Repeat all of the material exactly as given.

— begin —

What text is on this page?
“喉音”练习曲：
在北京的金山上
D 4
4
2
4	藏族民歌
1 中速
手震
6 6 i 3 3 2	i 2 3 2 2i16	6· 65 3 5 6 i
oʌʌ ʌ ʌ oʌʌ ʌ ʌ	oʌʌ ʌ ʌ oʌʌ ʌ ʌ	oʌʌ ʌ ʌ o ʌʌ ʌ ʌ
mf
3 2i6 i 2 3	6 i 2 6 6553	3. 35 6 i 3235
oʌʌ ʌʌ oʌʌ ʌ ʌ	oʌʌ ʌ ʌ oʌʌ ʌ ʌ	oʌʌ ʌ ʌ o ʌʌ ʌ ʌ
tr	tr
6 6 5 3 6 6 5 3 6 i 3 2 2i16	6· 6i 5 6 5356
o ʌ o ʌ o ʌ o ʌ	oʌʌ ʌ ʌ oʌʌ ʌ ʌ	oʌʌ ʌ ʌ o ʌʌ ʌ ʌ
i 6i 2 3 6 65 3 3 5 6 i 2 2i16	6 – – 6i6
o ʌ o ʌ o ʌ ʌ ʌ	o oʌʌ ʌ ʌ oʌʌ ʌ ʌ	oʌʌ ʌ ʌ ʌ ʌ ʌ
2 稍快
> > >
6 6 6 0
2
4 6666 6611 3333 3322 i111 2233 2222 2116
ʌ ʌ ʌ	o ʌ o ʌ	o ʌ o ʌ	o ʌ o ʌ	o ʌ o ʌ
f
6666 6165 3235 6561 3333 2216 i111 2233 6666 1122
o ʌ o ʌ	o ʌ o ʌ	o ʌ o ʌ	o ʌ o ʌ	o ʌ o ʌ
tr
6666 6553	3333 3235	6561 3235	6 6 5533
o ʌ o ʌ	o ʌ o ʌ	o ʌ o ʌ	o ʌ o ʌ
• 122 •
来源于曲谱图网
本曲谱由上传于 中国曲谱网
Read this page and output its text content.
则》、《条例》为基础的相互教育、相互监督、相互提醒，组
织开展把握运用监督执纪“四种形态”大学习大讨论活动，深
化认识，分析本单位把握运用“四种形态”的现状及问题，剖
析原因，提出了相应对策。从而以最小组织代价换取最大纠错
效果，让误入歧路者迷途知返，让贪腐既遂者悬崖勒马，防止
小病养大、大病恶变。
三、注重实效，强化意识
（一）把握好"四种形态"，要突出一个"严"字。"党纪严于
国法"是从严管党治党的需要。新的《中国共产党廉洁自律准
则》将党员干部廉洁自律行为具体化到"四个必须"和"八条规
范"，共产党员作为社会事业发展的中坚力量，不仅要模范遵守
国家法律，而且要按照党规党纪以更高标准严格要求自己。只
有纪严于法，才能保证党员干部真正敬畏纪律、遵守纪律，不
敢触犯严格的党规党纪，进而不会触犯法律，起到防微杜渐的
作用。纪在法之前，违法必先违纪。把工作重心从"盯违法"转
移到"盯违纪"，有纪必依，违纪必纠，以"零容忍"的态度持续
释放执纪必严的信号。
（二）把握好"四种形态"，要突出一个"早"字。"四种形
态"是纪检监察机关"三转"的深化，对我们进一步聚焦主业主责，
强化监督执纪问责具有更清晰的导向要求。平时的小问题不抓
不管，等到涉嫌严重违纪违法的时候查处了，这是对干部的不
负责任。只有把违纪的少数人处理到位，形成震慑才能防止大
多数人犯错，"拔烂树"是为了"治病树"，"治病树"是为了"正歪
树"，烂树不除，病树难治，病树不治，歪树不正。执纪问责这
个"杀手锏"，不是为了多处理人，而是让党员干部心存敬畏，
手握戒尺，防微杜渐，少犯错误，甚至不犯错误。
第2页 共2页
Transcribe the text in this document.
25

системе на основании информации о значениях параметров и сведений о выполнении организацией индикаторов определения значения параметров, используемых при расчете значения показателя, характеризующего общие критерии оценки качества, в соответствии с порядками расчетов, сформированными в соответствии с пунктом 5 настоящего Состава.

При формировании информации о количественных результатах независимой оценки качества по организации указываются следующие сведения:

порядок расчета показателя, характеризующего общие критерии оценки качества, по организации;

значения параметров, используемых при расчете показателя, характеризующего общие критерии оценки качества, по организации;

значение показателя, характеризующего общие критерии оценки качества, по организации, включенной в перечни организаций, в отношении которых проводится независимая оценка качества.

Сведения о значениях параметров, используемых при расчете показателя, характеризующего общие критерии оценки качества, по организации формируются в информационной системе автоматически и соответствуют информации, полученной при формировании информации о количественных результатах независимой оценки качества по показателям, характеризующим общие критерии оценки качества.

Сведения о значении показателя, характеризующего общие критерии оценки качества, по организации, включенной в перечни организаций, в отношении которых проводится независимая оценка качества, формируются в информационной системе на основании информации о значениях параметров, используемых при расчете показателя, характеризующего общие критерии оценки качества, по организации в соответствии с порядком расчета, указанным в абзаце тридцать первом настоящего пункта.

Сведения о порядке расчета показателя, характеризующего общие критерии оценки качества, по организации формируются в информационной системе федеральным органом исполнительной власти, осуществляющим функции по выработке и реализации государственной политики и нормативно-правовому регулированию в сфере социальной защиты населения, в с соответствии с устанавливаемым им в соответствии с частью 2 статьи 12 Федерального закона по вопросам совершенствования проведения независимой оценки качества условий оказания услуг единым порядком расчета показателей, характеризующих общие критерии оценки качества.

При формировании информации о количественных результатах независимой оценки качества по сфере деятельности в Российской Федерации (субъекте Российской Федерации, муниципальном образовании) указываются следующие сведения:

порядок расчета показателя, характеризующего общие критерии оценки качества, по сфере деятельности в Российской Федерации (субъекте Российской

— end —

TASK ANSWER:
What text is on this page?
“喉音”练习曲：
在北京的金山上
D 4
4
2
4	藏族民歌
1 中速
手震
6 6 i 3 3 2	i 2 3 2 2i16	6· 65 3 5 6 i
oʌʌ ʌ ʌ oʌʌ ʌ ʌ	oʌʌ ʌ ʌ oʌʌ ʌ ʌ	oʌʌ ʌ ʌ o ʌʌ ʌ ʌ
mf
3 2i6 i 2 3	6 i 2 6 6553	3. 35 6 i 3235
oʌʌ ʌʌ oʌʌ ʌ ʌ	oʌʌ ʌ ʌ oʌʌ ʌ ʌ	oʌʌ ʌ ʌ o ʌʌ ʌ ʌ
tr	tr
6 6 5 3 6 6 5 3 6 i 3 2 2i16	6· 6i 5 6 5356
o ʌ o ʌ o ʌ o ʌ	oʌʌ ʌ ʌ oʌʌ ʌ ʌ	oʌʌ ʌ ʌ o ʌʌ ʌ ʌ
i 6i 2 3 6 65 3 3 5 6 i 2 2i16	6 – – 6i6
o ʌ o ʌ o ʌ ʌ ʌ	o oʌʌ ʌ ʌ oʌʌ ʌ ʌ	oʌʌ ʌ ʌ ʌ ʌ ʌ
2 稍快
> > >
6 6 6 0
2
4 6666 6611 3333 3322 i111 2233 2222 2116
ʌ ʌ ʌ	o ʌ o ʌ	o ʌ o ʌ	o ʌ o ʌ	o ʌ o ʌ
f
6666 6165 3235 6561 3333 2216 i111 2233 6666 1122
o ʌ o ʌ	o ʌ o ʌ	o ʌ o ʌ	o ʌ o ʌ	o ʌ o ʌ
tr
6666 6553	3333 3235	6561 3235	6 6 5533
o ʌ o ʌ	o ʌ o ʌ	o ʌ o ʌ	o ʌ o ʌ
• 122 •
来源于曲谱图网
本曲谱由上传于 中国曲谱网
Read this page and output its text content.
则》、《条例》为基础的相互教育、相互监督、相互提醒，组
织开展把握运用监督执纪“四种形态”大学习大讨论活动，深
化认识，分析本单位把握运用“四种形态”的现状及问题，剖
析原因，提出了相应对策。从而以最小组织代价换取最大纠错
效果，让误入歧路者迷途知返，让贪腐既遂者悬崖勒马，防止
小病养大、大病恶变。
三、注重实效，强化意识
（一）把握好"四种形态"，要突出一个"严"字。"党纪严于
国法"是从严管党治党的需要。新的《中国共产党廉洁自律准
则》将党员干部廉洁自律行为具体化到"四个必须"和"八条规
范"，共产党员作为社会事业发展的中坚力量，不仅要模范遵守
国家法律，而且要按照党规党纪以更高标准严格要求自己。只
有纪严于法，才能保证党员干部真正敬畏纪律、遵守纪律，不
敢触犯严格的党规党纪，进而不会触犯法律，起到防微杜渐的
作用。纪在法之前，违法必先违纪。把工作重心从"盯违法"转
移到"盯违纪"，有纪必依，违纪必纠，以"零容忍"的态度持续
释放执纪必严的信号。
（二）把握好"四种形态"，要突出一个"早"字。"四种形
态"是纪检监察机关"三转"的深化，对我们进一步聚焦主业主责，
强化监督执纪问责具有更清晰的导向要求。平时的小问题不抓
不管，等到涉嫌严重违纪违法的时候查处了，这是对干部的不
负责任。只有把违纪的少数人处理到位，形成震慑才能防止大
多数人犯错，"拔烂树"是为了"治病树"，"治病树"是为了"正歪
树"，烂树不除，病树难治，病树不治，歪树不正。执纪问责这
个"杀手锏"，不是为了多处理人，而是让党员干部心存敬畏，
手握戒尺，防微杜渐，少犯错误，甚至不犯错误。
第2页 共2页
Transcribe the text in this document.
25

системе на основании информации о значениях параметров и сведений о выполнении организацией индикаторов определения значения параметров, используемых при расчете значения показателя, характеризующего общие критерии оценки качества, в соответствии с порядками расчетов, сформированными в соответствии с пунктом 5 настоящего Состава.

При формировании информации о количественных результатах независимой оценки качества по организации указываются следующие сведения:

порядок расчета показателя, характеризующего общие критерии оценки качества, по организации;

значения параметров, используемых при расчете показателя, характеризующего общие критерии оценки качества, по организации;

значение показателя, характеризующего общие критерии оценки качества, по организации, включенной в перечни организаций, в отношении которых проводится независимая оценка качества.

Сведения о значениях параметров, используемых при расчете показателя, характеризующего общие критерии оценки качества, по организации формируются в информационной системе автоматически и соответствуют информации, полученной при формировании информации о количественных результатах независимой оценки качества по показателям, характеризующим общие критерии оценки качества.

Сведения о значении показателя, характеризующего общие критерии оценки качества, по организации, включенной в перечни организаций, в отношении которых проводится независимая оценка качества, формируются в информационной системе на основании информации о значениях параметров, используемых при расчете показателя, характеризующего общие критерии оценки качества, по организации в соответствии с порядком расчета, указанным в абзаце тридцать первом настоящего пункта.

Сведения о порядке расчета показателя, характеризующего общие критерии оценки качества, по организации формируются в информационной системе федеральным органом исполнительной власти, осуществляющим функции по выработке и реализации государственной политики и нормативно-правовому регулированию в сфере социальной защиты населения, в с соответствии с устанавливаемым им в соответствии с частью 2 статьи 12 Федерального закона по вопросам совершенствования проведения независимой оценки качества условий оказания услуг единым порядком расчета показателей, характеризующих общие критерии оценки качества.

При формировании информации о количественных результатах независимой оценки качества по сфере деятельности в Российской Федерации (субъекте Российской Федерации, муниципальном образовании) указываются следующие сведения:

порядок расчета показателя, характеризующего общие критерии оценки качества, по сфере деятельности в Российской Федерации (субъекте Российской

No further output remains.